-- Start --

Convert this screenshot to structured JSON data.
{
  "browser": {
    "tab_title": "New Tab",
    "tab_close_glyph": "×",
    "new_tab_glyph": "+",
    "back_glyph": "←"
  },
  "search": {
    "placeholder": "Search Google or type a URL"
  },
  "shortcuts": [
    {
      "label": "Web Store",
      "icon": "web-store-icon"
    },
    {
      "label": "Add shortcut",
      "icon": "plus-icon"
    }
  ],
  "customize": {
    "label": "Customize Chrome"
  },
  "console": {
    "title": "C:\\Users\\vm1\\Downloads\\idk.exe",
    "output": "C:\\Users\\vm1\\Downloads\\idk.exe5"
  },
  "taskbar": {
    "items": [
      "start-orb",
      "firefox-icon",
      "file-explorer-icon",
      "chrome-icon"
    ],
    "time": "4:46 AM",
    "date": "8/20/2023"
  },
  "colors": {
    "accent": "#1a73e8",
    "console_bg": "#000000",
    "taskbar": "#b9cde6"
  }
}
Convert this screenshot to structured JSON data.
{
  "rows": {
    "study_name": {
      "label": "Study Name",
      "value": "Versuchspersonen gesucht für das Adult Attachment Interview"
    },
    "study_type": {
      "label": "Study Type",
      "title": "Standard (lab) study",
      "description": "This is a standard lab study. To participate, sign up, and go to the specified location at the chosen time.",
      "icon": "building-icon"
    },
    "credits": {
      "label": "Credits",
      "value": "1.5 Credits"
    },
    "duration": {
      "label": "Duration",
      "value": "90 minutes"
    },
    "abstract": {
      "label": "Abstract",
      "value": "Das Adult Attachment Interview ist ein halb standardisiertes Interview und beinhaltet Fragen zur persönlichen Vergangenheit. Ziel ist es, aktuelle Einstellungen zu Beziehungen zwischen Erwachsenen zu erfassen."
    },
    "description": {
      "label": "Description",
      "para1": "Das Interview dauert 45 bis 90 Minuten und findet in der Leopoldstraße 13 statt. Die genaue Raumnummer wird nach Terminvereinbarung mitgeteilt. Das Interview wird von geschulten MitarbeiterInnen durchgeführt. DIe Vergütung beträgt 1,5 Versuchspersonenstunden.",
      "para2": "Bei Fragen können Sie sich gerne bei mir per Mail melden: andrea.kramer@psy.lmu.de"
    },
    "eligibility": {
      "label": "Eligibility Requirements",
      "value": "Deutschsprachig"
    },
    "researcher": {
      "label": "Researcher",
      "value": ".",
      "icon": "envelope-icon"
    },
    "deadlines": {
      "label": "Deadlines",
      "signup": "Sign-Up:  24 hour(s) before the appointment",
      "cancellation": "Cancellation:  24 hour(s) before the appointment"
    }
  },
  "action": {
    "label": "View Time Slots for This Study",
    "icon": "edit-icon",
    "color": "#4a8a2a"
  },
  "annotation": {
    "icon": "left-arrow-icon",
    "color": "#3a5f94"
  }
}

-- End --

### Stated goal:
Copy each entry exactly, with nothing added or dropped.

### Exercise output:
Convert this screenshot to structured JSON data.
{
  "browser": {
    "tab_title": "New Tab",
    "tab_close_glyph": "×",
    "new_tab_glyph": "+",
    "back_glyph": "←"
  },
  "search": {
    "placeholder": "Search Google or type a URL"
  },
  "shortcuts": [
    {
      "label": "Web Store",
      "icon": "web-store-icon"
    },
    {
      "label": "Add shortcut",
      "icon": "plus-icon"
    }
  ],
  "customize": {
    "label": "Customize Chrome"
  },
  "console": {
    "title": "C:\\Users\\vm1\\Downloads\\idk.exe",
    "output": "C:\\Users\\vm1\\Downloads\\idk.exe5"
  },
  "taskbar": {
    "items": [
      "start-orb",
      "firefox-icon",
      "file-explorer-icon",
      "chrome-icon"
    ],
    "time": "4:46 AM",
    "date": "8/20/2023"
  },
  "colors": {
    "accent": "#1a73e8",
    "console_bg": "#000000",
    "taskbar": "#b9cde6"
  }
}
Convert this screenshot to structured JSON data.
{
  "rows": {
    "study_name": {
      "label": "Study Name",
      "value": "Versuchspersonen gesucht für das Adult Attachment Interview"
    },
    "study_type": {
      "label": "Study Type",
      "title": "Standard (lab) study",
      "description": "This is a standard lab study. To participate, sign up, and go to the specified location at the chosen time.",
      "icon": "building-icon"
    },
    "credits": {
      "label": "Credits",
      "value": "1.5 Credits"
    },
    "duration": {
      "label": "Duration",
      "value": "90 minutes"
    },
    "abstract": {
      "label": "Abstract",
      "value": "Das Adult Attachment Interview ist ein halb standardisiertes Interview und beinhaltet Fragen zur persönlichen Vergangenheit. Ziel ist es, aktuelle Einstellungen zu Beziehungen zwischen Erwachsenen zu erfassen."
    },
    "description": {
      "label": "Description",
      "para1": "Das Interview dauert 45 bis 90 Minuten und findet in der Leopoldstraße 13 statt. Die genaue Raumnummer wird nach Terminvereinbarung mitgeteilt. Das Interview wird von geschulten MitarbeiterInnen durchgeführt. DIe Vergütung beträgt 1,5 Versuchspersonenstunden.",
      "para2": "Bei Fragen können Sie sich gerne bei mir per Mail melden: andrea.kramer@psy.lmu.de"
    },
    "eligibility": {
      "label": "Eligibility Requirements",
      "value": "Deutschsprachig"
    },
    "researcher": {
      "label": "Researcher",
      "value": ".",
      "icon": "envelope-icon"
    },
    "deadlines": {
      "label": "Deadlines",
      "signup": "Sign-Up:  24 hour(s) before the appointment",
      "cancellation": "Cancellation:  24 hour(s) before the appointment"
    }
  },
  "action": {
    "label": "View Time Slots for This Study",
    "icon": "edit-icon",
    "color": "#4a8a2a"
  },
  "annotation": {
    "icon": "left-arrow-icon",
    "color": "#3a5f94"
  }
}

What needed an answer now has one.